BEGIN Supplied material

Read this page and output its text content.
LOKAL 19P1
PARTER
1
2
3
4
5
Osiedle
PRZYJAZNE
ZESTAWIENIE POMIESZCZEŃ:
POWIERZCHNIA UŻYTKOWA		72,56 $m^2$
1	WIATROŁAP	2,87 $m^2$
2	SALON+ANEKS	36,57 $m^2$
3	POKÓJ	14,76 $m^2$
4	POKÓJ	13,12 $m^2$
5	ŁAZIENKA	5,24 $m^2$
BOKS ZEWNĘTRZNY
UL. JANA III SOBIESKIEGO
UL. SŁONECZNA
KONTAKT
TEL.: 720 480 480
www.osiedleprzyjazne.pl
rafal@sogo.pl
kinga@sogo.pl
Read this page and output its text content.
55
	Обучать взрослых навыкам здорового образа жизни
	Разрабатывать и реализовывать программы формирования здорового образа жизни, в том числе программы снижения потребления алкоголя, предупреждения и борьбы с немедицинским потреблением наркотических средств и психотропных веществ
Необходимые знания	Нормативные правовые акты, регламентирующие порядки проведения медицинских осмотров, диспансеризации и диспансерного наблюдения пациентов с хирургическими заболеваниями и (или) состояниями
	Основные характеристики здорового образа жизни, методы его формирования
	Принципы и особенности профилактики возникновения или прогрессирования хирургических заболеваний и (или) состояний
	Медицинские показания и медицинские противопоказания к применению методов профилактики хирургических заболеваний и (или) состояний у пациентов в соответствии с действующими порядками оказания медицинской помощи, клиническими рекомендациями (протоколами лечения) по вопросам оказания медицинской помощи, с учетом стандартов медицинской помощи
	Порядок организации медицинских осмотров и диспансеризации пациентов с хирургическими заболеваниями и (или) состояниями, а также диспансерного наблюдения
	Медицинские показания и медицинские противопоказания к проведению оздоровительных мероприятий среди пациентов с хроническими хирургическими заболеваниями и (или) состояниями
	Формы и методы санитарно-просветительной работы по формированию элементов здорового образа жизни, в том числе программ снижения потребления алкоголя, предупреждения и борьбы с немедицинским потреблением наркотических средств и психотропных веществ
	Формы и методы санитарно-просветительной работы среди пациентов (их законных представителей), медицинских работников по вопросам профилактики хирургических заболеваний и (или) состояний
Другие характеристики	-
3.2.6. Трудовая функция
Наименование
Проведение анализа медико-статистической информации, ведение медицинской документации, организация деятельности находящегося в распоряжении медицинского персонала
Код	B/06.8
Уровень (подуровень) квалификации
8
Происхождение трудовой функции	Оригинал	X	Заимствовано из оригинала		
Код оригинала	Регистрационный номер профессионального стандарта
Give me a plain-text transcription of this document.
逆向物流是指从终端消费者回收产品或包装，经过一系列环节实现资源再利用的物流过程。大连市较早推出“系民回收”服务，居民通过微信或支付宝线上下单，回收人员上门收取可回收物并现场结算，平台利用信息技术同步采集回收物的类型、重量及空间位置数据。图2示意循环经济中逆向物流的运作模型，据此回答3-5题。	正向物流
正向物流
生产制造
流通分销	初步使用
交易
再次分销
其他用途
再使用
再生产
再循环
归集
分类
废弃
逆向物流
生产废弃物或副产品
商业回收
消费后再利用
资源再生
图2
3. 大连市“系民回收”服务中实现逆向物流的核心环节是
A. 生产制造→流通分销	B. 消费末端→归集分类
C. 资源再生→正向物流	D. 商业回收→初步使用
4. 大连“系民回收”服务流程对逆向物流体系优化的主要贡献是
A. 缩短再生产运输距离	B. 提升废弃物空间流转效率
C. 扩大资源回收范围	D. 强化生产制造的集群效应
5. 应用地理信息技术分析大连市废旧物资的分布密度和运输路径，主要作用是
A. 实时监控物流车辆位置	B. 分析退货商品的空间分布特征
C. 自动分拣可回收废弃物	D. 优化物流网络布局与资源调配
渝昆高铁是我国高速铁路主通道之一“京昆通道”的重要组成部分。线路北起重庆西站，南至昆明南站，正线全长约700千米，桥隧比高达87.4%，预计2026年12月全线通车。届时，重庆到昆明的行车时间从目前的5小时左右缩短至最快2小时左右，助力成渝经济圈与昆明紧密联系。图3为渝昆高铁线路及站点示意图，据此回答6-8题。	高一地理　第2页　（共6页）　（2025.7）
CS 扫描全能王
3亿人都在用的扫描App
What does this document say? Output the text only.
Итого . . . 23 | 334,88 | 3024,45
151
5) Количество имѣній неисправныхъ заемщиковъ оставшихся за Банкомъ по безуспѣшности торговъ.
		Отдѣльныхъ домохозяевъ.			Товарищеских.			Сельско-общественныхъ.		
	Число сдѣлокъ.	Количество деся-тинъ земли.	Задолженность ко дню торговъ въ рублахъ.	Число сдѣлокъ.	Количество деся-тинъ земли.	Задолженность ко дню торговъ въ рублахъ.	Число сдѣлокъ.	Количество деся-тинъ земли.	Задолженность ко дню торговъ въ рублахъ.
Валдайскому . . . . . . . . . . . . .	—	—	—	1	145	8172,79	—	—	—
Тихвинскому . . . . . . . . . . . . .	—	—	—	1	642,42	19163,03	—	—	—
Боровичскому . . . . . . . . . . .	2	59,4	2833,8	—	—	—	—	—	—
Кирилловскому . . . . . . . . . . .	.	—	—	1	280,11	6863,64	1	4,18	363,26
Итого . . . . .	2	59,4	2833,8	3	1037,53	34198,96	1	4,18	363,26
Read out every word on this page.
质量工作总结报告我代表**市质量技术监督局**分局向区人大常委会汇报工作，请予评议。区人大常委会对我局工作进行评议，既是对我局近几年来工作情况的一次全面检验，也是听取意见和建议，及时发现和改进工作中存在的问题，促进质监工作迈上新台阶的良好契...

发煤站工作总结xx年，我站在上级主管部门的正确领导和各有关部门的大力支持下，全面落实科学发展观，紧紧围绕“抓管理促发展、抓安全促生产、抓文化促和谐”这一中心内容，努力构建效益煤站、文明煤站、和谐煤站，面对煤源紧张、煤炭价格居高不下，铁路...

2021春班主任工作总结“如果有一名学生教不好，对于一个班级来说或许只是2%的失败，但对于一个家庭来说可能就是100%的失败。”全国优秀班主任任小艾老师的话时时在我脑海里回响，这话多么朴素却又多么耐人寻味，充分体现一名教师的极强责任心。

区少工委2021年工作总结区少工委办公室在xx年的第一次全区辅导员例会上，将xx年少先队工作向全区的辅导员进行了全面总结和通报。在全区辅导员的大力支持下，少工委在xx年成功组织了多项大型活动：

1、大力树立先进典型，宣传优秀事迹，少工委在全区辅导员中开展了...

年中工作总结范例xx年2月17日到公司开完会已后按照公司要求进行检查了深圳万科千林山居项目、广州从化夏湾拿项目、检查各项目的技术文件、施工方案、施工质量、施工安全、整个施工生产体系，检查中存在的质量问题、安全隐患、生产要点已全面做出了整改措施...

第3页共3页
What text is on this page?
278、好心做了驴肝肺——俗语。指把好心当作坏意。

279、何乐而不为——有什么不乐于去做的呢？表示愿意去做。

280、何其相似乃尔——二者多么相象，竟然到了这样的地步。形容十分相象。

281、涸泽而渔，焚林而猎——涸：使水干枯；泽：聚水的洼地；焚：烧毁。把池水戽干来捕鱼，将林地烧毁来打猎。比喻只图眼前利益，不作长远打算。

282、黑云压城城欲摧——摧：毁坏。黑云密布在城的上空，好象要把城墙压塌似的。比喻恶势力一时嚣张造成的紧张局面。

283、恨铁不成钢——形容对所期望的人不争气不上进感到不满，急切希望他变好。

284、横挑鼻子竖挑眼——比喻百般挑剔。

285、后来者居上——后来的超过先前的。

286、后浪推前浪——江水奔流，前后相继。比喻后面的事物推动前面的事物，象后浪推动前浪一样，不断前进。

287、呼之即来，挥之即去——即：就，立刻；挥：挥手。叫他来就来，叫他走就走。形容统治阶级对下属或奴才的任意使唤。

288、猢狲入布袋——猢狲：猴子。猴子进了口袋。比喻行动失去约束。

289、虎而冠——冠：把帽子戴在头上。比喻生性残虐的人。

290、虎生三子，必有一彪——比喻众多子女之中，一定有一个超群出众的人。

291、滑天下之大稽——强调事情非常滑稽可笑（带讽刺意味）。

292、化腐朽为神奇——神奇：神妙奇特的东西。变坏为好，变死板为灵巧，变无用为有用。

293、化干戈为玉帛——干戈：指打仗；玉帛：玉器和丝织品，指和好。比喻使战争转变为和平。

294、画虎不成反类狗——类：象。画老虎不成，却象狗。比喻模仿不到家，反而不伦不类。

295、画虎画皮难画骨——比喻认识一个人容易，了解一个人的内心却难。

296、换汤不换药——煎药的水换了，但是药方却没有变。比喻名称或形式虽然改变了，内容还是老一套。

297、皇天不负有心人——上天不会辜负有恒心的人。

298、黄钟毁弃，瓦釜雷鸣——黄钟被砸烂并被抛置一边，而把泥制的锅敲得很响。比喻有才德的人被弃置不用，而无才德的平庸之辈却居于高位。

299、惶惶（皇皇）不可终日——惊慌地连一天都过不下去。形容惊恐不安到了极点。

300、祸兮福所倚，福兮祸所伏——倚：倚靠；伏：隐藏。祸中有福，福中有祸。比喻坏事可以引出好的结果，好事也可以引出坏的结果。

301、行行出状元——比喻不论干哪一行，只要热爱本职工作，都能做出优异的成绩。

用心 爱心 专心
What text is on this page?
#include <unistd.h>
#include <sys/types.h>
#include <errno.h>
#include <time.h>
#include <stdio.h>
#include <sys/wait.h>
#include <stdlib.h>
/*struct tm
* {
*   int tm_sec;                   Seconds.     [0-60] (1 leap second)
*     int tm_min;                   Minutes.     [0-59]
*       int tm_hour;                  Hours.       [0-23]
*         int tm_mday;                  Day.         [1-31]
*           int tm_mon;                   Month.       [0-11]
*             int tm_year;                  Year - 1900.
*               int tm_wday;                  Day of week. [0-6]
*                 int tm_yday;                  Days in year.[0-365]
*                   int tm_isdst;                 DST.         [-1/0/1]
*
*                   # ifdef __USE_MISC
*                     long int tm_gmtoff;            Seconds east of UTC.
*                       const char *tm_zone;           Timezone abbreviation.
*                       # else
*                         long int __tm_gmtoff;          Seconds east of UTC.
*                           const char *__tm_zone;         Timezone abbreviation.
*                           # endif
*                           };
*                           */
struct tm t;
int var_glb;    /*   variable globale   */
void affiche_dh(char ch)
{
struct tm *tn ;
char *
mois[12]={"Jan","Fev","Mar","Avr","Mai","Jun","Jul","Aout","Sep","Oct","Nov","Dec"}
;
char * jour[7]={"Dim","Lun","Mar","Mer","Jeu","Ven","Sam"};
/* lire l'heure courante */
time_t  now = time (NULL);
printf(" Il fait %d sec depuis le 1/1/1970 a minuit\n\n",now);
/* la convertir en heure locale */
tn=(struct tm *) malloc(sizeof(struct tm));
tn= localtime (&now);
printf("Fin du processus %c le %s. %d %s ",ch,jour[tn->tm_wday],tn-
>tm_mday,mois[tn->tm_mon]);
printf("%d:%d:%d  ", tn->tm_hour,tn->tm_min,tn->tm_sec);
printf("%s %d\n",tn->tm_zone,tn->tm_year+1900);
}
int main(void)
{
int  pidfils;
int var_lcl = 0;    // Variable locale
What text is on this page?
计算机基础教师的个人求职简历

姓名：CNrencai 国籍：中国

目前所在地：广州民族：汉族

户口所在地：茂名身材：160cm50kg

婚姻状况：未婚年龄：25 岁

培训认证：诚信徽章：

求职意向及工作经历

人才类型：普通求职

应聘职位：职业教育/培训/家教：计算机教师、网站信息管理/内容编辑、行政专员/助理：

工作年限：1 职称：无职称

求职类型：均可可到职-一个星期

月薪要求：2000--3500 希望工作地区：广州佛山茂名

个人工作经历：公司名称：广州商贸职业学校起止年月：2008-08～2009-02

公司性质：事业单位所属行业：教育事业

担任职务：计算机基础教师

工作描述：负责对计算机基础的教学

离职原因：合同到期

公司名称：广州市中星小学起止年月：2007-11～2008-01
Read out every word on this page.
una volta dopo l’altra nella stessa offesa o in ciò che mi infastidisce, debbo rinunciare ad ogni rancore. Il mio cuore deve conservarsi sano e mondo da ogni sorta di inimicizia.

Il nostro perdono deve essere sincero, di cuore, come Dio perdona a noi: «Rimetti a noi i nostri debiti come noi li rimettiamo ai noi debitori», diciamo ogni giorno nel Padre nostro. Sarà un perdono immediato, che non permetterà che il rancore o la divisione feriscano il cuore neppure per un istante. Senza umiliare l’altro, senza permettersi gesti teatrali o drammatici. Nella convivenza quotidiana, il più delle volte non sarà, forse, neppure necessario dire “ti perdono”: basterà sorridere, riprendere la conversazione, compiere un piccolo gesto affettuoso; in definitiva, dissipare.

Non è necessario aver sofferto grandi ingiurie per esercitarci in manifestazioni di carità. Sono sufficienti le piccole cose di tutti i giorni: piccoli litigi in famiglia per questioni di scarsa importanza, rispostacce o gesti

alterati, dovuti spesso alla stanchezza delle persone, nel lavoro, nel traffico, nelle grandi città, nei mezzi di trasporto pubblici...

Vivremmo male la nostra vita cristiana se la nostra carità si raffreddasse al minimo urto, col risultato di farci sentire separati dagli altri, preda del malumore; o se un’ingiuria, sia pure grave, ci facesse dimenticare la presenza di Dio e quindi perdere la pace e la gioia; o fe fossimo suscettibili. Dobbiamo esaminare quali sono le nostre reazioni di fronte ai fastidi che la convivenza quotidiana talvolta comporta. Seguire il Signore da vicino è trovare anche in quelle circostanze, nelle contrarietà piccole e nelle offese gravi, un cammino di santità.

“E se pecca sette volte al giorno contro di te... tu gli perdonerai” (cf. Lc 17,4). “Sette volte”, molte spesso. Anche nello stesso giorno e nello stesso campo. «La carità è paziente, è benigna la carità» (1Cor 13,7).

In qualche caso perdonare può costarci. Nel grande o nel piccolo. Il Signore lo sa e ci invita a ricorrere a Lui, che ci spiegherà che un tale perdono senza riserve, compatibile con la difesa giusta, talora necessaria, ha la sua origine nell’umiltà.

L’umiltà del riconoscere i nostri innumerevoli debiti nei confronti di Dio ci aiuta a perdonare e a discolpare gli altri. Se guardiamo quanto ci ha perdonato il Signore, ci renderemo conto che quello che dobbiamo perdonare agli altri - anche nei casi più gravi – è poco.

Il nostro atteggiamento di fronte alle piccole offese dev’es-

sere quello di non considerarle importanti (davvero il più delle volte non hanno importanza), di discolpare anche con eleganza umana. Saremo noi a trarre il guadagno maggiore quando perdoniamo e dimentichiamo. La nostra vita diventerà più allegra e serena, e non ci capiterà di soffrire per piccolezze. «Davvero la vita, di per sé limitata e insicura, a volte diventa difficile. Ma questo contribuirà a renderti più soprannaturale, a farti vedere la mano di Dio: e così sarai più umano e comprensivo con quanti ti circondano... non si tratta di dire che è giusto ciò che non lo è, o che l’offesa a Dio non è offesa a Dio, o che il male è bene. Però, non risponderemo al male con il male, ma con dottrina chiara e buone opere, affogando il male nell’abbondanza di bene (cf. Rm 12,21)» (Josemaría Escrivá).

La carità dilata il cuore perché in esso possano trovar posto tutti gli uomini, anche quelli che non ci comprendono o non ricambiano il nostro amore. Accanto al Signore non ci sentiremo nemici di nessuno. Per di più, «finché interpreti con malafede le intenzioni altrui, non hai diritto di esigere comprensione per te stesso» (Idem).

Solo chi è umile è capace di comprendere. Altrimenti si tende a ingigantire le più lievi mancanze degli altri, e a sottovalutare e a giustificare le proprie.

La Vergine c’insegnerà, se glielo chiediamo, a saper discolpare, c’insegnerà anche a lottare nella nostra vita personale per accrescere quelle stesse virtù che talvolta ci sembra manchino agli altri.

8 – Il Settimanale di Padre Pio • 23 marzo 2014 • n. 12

END Supplied material

## Instructions for the task
Find every line in the listing that holds the string "Timezone", then say how many there are as a bare number.

## Solved exercise
2